— START EXERCISE MATERIALS —
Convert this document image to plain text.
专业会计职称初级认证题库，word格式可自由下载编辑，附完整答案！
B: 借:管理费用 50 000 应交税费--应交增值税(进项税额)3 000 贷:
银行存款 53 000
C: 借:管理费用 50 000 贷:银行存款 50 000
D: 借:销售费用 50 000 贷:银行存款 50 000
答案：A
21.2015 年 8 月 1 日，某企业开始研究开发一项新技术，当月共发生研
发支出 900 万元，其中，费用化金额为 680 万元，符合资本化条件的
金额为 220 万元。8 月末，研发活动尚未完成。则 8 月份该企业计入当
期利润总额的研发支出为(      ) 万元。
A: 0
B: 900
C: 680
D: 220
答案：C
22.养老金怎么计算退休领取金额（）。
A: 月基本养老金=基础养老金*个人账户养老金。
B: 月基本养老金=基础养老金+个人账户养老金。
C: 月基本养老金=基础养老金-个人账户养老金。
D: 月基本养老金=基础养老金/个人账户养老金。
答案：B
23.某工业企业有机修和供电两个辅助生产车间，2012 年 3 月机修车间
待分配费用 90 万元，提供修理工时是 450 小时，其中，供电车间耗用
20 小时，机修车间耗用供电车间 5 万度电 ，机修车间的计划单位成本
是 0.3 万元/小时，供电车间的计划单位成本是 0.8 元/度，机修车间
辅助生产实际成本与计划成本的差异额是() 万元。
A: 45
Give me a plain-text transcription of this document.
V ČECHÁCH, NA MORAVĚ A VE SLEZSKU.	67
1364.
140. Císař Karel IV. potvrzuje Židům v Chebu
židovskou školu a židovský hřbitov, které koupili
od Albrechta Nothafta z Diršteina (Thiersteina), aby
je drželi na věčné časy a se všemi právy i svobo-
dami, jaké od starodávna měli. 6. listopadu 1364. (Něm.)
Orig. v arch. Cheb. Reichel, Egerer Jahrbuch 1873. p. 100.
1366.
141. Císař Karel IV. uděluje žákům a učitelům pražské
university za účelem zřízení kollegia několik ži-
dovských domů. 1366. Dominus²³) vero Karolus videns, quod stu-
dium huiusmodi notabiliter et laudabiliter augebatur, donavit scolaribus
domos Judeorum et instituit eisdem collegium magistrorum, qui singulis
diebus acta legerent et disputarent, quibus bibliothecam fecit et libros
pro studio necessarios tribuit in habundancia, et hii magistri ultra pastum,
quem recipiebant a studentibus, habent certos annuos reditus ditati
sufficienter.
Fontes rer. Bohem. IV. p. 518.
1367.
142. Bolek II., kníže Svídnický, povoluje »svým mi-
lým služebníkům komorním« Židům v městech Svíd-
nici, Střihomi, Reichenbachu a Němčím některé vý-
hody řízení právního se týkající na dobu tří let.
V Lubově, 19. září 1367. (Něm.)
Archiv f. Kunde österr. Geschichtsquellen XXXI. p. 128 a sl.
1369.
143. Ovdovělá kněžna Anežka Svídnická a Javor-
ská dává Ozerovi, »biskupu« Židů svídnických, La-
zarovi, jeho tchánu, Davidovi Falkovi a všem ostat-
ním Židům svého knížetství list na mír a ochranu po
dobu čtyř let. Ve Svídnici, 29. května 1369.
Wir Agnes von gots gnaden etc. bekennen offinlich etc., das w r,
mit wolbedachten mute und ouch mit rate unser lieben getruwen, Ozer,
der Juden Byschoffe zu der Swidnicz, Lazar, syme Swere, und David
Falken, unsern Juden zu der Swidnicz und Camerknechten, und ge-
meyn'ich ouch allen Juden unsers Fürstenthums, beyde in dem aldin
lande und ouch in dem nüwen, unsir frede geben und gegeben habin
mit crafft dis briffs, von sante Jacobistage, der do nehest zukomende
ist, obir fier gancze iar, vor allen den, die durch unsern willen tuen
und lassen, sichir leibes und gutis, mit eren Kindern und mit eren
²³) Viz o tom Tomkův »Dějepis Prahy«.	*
— END EXERCISE MATERIALS —
Write out every line exactly as it stands.

• _FULL SOLUTION_:
Convert this document image to plain text.
专业会计职称初级认证题库，word格式可自由下载编辑，附完整答案！
B: 借:管理费用 50 000 应交税费--应交增值税(进项税额)3 000 贷:
银行存款 53 000
C: 借:管理费用 50 000 贷:银行存款 50 000
D: 借:销售费用 50 000 贷:银行存款 50 000
答案：A
21.2015 年 8 月 1 日，某企业开始研究开发一项新技术，当月共发生研
发支出 900 万元，其中，费用化金额为 680 万元，符合资本化条件的
金额为 220 万元。8 月末，研发活动尚未完成。则 8 月份该企业计入当
期利润总额的研发支出为(      ) 万元。
A: 0
B: 900
C: 680
D: 220
答案：C
22.养老金怎么计算退休领取金额（）。
A: 月基本养老金=基础养老金*个人账户养老金。
B: 月基本养老金=基础养老金+个人账户养老金。
C: 月基本养老金=基础养老金-个人账户养老金。
D: 月基本养老金=基础养老金/个人账户养老金。
答案：B
23.某工业企业有机修和供电两个辅助生产车间，2012 年 3 月机修车间
待分配费用 90 万元，提供修理工时是 450 小时，其中，供电车间耗用
20 小时，机修车间耗用供电车间 5 万度电 ，机修车间的计划单位成本
是 0.3 万元/小时，供电车间的计划单位成本是 0.8 元/度，机修车间
辅助生产实际成本与计划成本的差异额是() 万元。
A: 45
Give me a plain-text transcription of this document.
V ČECHÁCH, NA MORAVĚ A VE SLEZSKU.	67
1364.
140. Císař Karel IV. potvrzuje Židům v Chebu
židovskou školu a židovský hřbitov, které koupili
od Albrechta Nothafta z Diršteina (Thiersteina), aby
je drželi na věčné časy a se všemi právy i svobo-
dami, jaké od starodávna měli. 6. listopadu 1364. (Něm.)
Orig. v arch. Cheb. Reichel, Egerer Jahrbuch 1873. p. 100.
1366.
141. Císař Karel IV. uděluje žákům a učitelům pražské
university za účelem zřízení kollegia několik ži-
dovských domů. 1366. Dominus²³) vero Karolus videns, quod stu-
dium huiusmodi notabiliter et laudabiliter augebatur, donavit scolaribus
domos Judeorum et instituit eisdem collegium magistrorum, qui singulis
diebus acta legerent et disputarent, quibus bibliothecam fecit et libros
pro studio necessarios tribuit in habundancia, et hii magistri ultra pastum,
quem recipiebant a studentibus, habent certos annuos reditus ditati
sufficienter.
Fontes rer. Bohem. IV. p. 518.
1367.
142. Bolek II., kníže Svídnický, povoluje »svým mi-
lým služebníkům komorním« Židům v městech Svíd-
nici, Střihomi, Reichenbachu a Němčím některé vý-
hody řízení právního se týkající na dobu tří let.
V Lubově, 19. září 1367. (Něm.)
Archiv f. Kunde österr. Geschichtsquellen XXXI. p. 128 a sl.
1369.
143. Ovdovělá kněžna Anežka Svídnická a Javor-
ská dává Ozerovi, »biskupu« Židů svídnických, La-
zarovi, jeho tchánu, Davidovi Falkovi a všem ostat-
ním Židům svého knížetství list na mír a ochranu po
dobu čtyř let. Ve Svídnici, 29. května 1369.
Wir Agnes von gots gnaden etc. bekennen offinlich etc., das w r,
mit wolbedachten mute und ouch mit rate unser lieben getruwen, Ozer,
der Juden Byschoffe zu der Swidnicz, Lazar, syme Swere, und David
Falken, unsern Juden zu der Swidnicz und Camerknechten, und ge-
meyn'ich ouch allen Juden unsers Fürstenthums, beyde in dem aldin
lande und ouch in dem nüwen, unsir frede geben und gegeben habin
mit crafft dis briffs, von sante Jacobistage, der do nehest zukomende
ist, obir fier gancze iar, vor allen den, die durch unsern willen tuen
und lassen, sichir leibes und gutis, mit eren Kindern und mit eren
²³) Viz o tom Tomkův »Dějepis Prahy«.	*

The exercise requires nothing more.